# TASK BRIEF
Scan the data below for the string "footer". Show every line where it turns up.

+++ DATA LISTING +++

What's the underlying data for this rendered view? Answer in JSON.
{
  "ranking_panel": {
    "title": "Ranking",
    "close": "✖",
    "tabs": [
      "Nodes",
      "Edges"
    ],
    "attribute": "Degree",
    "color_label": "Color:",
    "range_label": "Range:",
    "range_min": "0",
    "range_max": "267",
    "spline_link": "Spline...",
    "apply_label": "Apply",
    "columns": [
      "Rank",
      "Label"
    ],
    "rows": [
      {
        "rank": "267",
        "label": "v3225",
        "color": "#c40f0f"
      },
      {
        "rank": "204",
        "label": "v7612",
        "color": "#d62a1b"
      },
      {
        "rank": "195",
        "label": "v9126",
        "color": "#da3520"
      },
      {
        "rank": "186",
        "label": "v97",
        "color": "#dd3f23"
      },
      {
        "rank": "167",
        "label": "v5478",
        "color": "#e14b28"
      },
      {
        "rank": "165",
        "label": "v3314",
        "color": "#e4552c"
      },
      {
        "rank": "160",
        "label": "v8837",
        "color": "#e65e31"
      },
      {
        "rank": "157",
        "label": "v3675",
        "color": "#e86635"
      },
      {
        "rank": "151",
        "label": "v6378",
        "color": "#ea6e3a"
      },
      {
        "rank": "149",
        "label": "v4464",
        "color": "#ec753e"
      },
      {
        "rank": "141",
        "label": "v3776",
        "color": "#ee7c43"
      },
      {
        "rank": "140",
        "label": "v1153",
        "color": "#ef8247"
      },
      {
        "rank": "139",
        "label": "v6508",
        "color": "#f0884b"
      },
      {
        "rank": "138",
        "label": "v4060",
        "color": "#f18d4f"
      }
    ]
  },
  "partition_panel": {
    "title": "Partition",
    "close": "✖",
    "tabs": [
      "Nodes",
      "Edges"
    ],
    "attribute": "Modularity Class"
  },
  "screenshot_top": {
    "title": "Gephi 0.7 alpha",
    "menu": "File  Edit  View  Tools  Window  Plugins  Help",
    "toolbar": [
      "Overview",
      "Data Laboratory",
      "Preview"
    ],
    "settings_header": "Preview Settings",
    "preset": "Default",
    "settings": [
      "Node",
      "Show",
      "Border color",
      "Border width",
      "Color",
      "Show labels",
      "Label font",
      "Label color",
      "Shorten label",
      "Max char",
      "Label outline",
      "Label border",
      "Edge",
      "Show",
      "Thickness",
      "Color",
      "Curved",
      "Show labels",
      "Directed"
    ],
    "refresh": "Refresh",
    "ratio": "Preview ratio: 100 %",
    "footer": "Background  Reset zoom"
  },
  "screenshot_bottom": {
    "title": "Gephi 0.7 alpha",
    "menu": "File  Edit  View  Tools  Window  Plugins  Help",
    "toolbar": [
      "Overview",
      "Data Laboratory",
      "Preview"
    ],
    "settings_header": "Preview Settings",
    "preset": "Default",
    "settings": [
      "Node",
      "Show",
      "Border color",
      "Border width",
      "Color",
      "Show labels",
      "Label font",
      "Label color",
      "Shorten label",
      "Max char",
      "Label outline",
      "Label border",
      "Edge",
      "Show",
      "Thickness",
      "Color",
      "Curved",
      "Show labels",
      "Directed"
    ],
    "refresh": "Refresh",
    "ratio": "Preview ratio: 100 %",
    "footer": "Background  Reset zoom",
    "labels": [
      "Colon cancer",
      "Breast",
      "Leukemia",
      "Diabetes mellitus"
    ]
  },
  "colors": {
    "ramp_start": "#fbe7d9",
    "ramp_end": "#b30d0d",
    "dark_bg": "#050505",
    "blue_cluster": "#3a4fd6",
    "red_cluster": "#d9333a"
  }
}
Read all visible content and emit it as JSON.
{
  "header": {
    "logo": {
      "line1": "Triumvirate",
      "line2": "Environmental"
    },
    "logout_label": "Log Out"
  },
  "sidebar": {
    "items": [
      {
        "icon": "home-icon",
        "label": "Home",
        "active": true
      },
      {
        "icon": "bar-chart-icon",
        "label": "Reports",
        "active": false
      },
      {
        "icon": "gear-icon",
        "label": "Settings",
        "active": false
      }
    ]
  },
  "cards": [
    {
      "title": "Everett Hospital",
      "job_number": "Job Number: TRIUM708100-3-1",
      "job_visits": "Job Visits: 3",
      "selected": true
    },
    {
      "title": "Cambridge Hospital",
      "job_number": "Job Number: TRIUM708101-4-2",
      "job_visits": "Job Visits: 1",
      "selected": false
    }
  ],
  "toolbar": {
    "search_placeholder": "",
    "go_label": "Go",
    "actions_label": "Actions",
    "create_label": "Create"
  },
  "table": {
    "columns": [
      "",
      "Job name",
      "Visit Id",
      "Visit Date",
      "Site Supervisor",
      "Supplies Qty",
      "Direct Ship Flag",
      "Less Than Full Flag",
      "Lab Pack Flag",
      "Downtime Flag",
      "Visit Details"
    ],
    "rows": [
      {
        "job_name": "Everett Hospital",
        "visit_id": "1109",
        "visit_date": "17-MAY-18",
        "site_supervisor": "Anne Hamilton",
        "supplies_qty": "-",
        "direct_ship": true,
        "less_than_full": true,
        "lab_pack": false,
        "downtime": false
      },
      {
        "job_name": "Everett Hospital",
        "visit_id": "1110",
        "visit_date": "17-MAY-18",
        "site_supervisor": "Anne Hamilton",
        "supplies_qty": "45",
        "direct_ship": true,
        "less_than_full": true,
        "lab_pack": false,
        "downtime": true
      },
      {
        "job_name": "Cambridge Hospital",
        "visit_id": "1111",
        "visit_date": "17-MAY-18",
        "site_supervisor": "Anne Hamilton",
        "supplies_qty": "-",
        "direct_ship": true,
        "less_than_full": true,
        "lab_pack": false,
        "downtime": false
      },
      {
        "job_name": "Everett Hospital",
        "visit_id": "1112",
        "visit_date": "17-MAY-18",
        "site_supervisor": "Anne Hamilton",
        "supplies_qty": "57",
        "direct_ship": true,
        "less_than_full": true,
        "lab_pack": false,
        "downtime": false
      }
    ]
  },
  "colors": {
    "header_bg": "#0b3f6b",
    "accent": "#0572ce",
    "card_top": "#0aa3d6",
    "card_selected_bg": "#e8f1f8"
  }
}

+++

# THE COMPLETED TASK
    "footer": "Background  Reset zoom"
    "footer": "Background  Reset zoom",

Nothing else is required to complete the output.